What you need to do: Below are records; count the lines in them that hold "title" and give only the count.
═══ Exercise inputs
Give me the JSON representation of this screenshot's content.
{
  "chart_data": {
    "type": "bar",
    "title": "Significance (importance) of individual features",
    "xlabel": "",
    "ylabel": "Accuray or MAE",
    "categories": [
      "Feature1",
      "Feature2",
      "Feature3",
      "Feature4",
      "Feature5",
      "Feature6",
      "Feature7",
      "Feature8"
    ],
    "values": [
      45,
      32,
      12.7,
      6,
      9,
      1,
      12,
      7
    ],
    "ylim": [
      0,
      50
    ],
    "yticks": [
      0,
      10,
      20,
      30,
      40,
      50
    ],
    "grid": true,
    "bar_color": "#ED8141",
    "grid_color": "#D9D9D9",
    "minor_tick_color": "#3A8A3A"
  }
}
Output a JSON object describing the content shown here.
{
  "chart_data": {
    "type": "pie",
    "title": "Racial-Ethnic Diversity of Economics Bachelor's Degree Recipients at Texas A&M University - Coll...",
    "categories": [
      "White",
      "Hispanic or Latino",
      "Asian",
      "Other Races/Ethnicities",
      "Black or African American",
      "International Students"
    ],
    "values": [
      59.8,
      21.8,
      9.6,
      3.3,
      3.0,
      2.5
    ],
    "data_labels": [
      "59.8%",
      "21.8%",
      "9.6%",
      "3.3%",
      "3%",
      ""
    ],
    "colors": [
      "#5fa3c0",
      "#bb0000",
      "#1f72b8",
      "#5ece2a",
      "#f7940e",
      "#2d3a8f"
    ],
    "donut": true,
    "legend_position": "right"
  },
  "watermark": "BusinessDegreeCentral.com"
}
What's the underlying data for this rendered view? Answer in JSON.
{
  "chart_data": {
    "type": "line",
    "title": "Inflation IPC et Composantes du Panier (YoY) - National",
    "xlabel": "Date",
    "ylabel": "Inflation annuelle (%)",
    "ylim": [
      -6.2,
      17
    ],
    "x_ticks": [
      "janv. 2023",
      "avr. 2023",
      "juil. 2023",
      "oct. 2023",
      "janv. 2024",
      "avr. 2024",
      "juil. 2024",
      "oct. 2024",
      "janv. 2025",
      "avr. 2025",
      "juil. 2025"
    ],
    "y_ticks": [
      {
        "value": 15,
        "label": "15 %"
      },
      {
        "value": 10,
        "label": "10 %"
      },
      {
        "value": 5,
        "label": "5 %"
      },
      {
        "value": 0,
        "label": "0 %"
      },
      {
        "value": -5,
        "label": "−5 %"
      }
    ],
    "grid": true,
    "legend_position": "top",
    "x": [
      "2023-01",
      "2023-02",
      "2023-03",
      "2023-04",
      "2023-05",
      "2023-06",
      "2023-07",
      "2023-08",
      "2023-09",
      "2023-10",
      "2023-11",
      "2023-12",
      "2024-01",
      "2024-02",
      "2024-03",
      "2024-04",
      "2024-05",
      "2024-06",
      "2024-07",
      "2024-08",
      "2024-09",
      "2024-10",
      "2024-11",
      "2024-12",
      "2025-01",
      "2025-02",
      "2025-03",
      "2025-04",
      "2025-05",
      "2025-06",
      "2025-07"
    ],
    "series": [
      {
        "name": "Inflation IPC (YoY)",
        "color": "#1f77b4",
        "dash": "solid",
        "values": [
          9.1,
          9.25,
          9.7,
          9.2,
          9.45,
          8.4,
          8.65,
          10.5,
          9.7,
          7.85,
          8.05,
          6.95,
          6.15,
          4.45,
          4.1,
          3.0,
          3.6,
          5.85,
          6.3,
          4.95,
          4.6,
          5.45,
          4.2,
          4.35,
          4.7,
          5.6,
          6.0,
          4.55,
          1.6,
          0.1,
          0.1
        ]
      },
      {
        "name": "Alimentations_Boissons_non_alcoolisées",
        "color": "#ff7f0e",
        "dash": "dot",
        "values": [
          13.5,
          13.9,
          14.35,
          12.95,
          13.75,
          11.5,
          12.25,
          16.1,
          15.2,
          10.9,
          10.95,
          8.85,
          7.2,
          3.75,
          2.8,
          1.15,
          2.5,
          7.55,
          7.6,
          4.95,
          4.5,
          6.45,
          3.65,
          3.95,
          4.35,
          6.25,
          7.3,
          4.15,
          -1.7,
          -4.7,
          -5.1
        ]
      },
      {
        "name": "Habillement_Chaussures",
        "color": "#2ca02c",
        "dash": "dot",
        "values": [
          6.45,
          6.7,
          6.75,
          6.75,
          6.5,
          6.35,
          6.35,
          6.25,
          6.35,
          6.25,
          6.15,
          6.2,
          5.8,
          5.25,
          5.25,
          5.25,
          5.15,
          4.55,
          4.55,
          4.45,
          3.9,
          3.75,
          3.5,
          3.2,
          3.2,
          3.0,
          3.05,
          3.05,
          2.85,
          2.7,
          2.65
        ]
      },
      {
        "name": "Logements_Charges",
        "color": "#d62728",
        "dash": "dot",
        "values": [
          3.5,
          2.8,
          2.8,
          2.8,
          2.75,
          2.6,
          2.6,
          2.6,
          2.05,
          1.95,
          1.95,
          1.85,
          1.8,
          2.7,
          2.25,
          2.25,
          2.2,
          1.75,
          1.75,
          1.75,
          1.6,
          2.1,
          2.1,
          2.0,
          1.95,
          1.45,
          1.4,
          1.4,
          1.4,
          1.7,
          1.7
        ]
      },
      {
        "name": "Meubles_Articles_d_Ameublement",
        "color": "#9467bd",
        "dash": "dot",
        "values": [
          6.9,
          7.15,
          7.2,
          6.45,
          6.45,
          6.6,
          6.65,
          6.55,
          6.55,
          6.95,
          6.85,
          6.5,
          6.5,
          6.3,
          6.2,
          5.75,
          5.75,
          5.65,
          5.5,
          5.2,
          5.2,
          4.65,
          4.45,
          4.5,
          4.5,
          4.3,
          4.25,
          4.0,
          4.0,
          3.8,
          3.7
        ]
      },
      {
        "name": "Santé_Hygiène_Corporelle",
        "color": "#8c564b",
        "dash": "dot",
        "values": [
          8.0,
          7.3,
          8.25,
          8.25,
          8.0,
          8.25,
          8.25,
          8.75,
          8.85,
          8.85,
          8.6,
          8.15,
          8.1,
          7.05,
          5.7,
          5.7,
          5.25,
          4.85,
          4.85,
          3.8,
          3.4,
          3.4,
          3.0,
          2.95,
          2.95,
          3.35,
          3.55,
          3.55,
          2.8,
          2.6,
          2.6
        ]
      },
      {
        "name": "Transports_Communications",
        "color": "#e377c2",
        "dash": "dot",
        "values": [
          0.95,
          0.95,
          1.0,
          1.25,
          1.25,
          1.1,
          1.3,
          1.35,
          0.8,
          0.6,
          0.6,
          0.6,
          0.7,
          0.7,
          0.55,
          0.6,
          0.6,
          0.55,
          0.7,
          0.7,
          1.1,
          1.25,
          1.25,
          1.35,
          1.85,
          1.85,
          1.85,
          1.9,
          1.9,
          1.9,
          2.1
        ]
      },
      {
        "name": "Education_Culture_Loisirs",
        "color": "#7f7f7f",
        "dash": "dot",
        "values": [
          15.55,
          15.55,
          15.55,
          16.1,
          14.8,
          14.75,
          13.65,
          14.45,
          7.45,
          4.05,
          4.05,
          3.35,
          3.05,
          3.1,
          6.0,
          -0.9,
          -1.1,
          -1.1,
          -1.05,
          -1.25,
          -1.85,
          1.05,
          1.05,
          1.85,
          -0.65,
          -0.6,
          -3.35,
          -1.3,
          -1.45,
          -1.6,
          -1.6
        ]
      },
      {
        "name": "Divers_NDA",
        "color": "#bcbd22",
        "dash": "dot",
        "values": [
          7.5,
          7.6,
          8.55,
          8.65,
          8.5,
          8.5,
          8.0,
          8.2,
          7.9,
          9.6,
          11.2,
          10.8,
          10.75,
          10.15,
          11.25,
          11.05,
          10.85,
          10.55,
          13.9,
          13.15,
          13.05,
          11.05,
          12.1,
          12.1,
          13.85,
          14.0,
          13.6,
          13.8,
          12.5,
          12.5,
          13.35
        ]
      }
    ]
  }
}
══════
Worked answer: 3